• [Raw data]
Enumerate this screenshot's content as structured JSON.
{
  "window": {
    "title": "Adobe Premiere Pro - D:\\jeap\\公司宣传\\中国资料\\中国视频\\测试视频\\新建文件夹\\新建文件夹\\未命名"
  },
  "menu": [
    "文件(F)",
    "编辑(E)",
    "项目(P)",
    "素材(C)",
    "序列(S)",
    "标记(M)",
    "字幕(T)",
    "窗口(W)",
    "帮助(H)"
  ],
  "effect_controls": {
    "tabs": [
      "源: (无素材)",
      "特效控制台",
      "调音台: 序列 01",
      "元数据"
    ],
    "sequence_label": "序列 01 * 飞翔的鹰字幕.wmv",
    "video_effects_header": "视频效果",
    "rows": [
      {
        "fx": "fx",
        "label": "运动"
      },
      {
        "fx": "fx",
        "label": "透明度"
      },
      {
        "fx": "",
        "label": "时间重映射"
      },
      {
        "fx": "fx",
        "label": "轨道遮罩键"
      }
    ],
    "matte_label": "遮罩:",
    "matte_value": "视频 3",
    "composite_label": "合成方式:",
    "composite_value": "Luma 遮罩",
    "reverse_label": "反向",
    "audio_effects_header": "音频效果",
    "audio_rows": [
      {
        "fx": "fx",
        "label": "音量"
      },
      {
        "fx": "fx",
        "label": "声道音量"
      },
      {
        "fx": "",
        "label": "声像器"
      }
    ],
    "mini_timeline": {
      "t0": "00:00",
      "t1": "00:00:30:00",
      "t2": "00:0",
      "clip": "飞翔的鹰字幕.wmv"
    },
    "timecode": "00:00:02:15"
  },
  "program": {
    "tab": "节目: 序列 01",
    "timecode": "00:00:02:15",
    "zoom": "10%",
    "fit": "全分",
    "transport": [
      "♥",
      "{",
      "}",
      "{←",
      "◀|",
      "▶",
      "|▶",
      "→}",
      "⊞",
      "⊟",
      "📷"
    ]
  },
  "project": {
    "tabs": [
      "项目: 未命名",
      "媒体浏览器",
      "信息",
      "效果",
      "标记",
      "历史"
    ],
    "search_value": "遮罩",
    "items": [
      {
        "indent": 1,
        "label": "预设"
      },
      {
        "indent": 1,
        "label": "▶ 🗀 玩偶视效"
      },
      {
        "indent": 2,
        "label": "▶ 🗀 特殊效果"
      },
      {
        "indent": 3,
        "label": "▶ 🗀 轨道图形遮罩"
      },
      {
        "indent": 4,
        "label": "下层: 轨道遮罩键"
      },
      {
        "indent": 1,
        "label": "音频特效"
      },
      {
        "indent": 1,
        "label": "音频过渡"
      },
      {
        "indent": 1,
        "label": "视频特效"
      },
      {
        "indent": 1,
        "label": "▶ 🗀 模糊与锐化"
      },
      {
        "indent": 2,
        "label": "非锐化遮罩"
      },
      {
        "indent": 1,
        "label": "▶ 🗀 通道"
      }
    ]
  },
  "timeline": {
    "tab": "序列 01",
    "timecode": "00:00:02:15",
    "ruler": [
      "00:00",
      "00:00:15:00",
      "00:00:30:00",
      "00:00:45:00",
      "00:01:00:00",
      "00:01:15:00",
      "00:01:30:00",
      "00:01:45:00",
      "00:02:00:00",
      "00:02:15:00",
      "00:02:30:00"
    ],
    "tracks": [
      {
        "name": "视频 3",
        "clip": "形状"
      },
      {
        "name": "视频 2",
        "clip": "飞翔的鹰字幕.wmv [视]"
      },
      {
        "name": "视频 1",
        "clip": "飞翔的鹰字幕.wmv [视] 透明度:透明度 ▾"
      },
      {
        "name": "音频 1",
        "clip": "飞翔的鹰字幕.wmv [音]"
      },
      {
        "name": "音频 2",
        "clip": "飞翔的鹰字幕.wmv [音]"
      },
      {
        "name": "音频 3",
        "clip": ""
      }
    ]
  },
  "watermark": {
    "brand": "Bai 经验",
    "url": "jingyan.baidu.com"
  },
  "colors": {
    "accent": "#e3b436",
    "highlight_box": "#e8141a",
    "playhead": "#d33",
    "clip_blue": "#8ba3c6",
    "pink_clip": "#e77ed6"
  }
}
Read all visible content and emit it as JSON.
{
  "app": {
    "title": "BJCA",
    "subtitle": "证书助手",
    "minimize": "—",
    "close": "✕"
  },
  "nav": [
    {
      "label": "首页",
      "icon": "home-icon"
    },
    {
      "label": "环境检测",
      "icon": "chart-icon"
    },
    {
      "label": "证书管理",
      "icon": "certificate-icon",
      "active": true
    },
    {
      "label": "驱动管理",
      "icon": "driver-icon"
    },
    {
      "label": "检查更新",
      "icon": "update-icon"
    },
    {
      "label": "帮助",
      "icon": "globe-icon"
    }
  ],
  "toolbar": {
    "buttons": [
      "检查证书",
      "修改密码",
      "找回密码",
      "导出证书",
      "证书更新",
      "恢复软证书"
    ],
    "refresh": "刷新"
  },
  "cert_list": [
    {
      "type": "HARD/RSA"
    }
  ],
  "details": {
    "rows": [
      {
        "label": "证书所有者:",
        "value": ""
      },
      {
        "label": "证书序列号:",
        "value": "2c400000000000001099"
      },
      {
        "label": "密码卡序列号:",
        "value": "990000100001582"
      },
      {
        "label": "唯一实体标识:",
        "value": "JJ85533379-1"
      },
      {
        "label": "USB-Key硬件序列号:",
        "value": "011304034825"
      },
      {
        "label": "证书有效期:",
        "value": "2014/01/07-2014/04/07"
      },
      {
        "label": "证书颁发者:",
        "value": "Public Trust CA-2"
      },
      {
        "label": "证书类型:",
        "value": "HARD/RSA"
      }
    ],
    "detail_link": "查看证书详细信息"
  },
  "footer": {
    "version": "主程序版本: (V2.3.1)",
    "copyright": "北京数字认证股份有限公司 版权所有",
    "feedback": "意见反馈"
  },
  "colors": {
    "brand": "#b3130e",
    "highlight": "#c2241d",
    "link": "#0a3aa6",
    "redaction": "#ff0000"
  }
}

• [The task] Write out every record, exactly as written.

• [Exercise output]
Enumerate this screenshot's content as structured JSON.
{
  "window": {
    "title": "Adobe Premiere Pro - D:\\jeap\\公司宣传\\中国资料\\中国视频\\测试视频\\新建文件夹\\新建文件夹\\未命名"
  },
  "menu": [
    "文件(F)",
    "编辑(E)",
    "项目(P)",
    "素材(C)",
    "序列(S)",
    "标记(M)",
    "字幕(T)",
    "窗口(W)",
    "帮助(H)"
  ],
  "effect_controls": {
    "tabs": [
      "源: (无素材)",
      "特效控制台",
      "调音台: 序列 01",
      "元数据"
    ],
    "sequence_label": "序列 01 * 飞翔的鹰字幕.wmv",
    "video_effects_header": "视频效果",
    "rows": [
      {
        "fx": "fx",
        "label": "运动"
      },
      {
        "fx": "fx",
        "label": "透明度"
      },
      {
        "fx": "",
        "label": "时间重映射"
      },
      {
        "fx": "fx",
        "label": "轨道遮罩键"
      }
    ],
    "matte_label": "遮罩:",
    "matte_value": "视频 3",
    "composite_label": "合成方式:",
    "composite_value": "Luma 遮罩",
    "reverse_label": "反向",
    "audio_effects_header": "音频效果",
    "audio_rows": [
      {
        "fx": "fx",
        "label": "音量"
      },
      {
        "fx": "fx",
        "label": "声道音量"
      },
      {
        "fx": "",
        "label": "声像器"
      }
    ],
    "mini_timeline": {
      "t0": "00:00",
      "t1": "00:00:30:00",
      "t2": "00:0",
      "clip": "飞翔的鹰字幕.wmv"
    },
    "timecode": "00:00:02:15"
  },
  "program": {
    "tab": "节目: 序列 01",
    "timecode": "00:00:02:15",
    "zoom": "10%",
    "fit": "全分",
    "transport": [
      "♥",
      "{",
      "}",
      "{←",
      "◀|",
      "▶",
      "|▶",
      "→}",
      "⊞",
      "⊟",
      "📷"
    ]
  },
  "project": {
    "tabs": [
      "项目: 未命名",
      "媒体浏览器",
      "信息",
      "效果",
      "标记",
      "历史"
    ],
    "search_value": "遮罩",
    "items": [
      {
        "indent": 1,
        "label": "预设"
      },
      {
        "indent": 1,
        "label": "▶ 🗀 玩偶视效"
      },
      {
        "indent": 2,
        "label": "▶ 🗀 特殊效果"
      },
      {
        "indent": 3,
        "label": "▶ 🗀 轨道图形遮罩"
      },
      {
        "indent": 4,
        "label": "下层: 轨道遮罩键"
      },
      {
        "indent": 1,
        "label": "音频特效"
      },
      {
        "indent": 1,
        "label": "音频过渡"
      },
      {
        "indent": 1,
        "label": "视频特效"
      },
      {
        "indent": 1,
        "label": "▶ 🗀 模糊与锐化"
      },
      {
        "indent": 2,
        "label": "非锐化遮罩"
      },
      {
        "indent": 1,
        "label": "▶ 🗀 通道"
      }
    ]
  },
  "timeline": {
    "tab": "序列 01",
    "timecode": "00:00:02:15",
    "ruler": [
      "00:00",
      "00:00:15:00",
      "00:00:30:00",
      "00:00:45:00",
      "00:01:00:00",
      "00:01:15:00",
      "00:01:30:00",
      "00:01:45:00",
      "00:02:00:00",
      "00:02:15:00",
      "00:02:30:00"
    ],
    "tracks": [
      {
        "name": "视频 3",
        "clip": "形状"
      },
      {
        "name": "视频 2",
        "clip": "飞翔的鹰字幕.wmv [视]"
      },
      {
        "name": "视频 1",
        "clip": "飞翔的鹰字幕.wmv [视] 透明度:透明度 ▾"
      },
      {
        "name": "音频 1",
        "clip": "飞翔的鹰字幕.wmv [音]"
      },
      {
        "name": "音频 2",
        "clip": "飞翔的鹰字幕.wmv [音]"
      },
      {
        "name": "音频 3",
        "clip": ""
      }
    ]
  },
  "watermark": {
    "brand": "Bai 经验",
    "url": "jingyan.baidu.com"
  },
  "colors": {
    "accent": "#e3b436",
    "highlight_box": "#e8141a",
    "playhead": "#d33",
    "clip_blue": "#8ba3c6",
    "pink_clip": "#e77ed6"
  }
}
Read all visible content and emit it as JSON.
{
  "app": {
    "title": "BJCA",
    "subtitle": "证书助手",
    "minimize": "—",
    "close": "✕"
  },
  "nav": [
    {
      "label": "首页",
      "icon": "home-icon"
    },
    {
      "label": "环境检测",
      "icon": "chart-icon"
    },
    {
      "label": "证书管理",
      "icon": "certificate-icon",
      "active": true
    },
    {
      "label": "驱动管理",
      "icon": "driver-icon"
    },
    {
      "label": "检查更新",
      "icon": "update-icon"
    },
    {
      "label": "帮助",
      "icon": "globe-icon"
    }
  ],
  "toolbar": {
    "buttons": [
      "检查证书",
      "修改密码",
      "找回密码",
      "导出证书",
      "证书更新",
      "恢复软证书"
    ],
    "refresh": "刷新"
  },
  "cert_list": [
    {
      "type": "HARD/RSA"
    }
  ],
  "details": {
    "rows": [
      {
        "label": "证书所有者:",
        "value": ""
      },
      {
        "label": "证书序列号:",
        "value": "2c400000000000001099"
      },
      {
        "label": "密码卡序列号:",
        "value": "990000100001582"
      },
      {
        "label": "唯一实体标识:",
        "value": "JJ85533379-1"
      },
      {
        "label": "USB-Key硬件序列号:",
        "value": "011304034825"
      },
      {
        "label": "证书有效期:",
        "value": "2014/01/07-2014/04/07"
      },
      {
        "label": "证书颁发者:",
        "value": "Public Trust CA-2"
      },
      {
        "label": "证书类型:",
        "value": "HARD/RSA"
      }
    ],
    "detail_link": "查看证书详细信息"
  },
  "footer": {
    "version": "主程序版本: (V2.3.1)",
    "copyright": "北京数字认证股份有限公司 版权所有",
    "feedback": "意见反馈"
  },
  "colors": {
    "brand": "#b3130e",
    "highlight": "#c2241d",
    "link": "#0a3aa6",
    "redaction": "#ff0000"
  }
}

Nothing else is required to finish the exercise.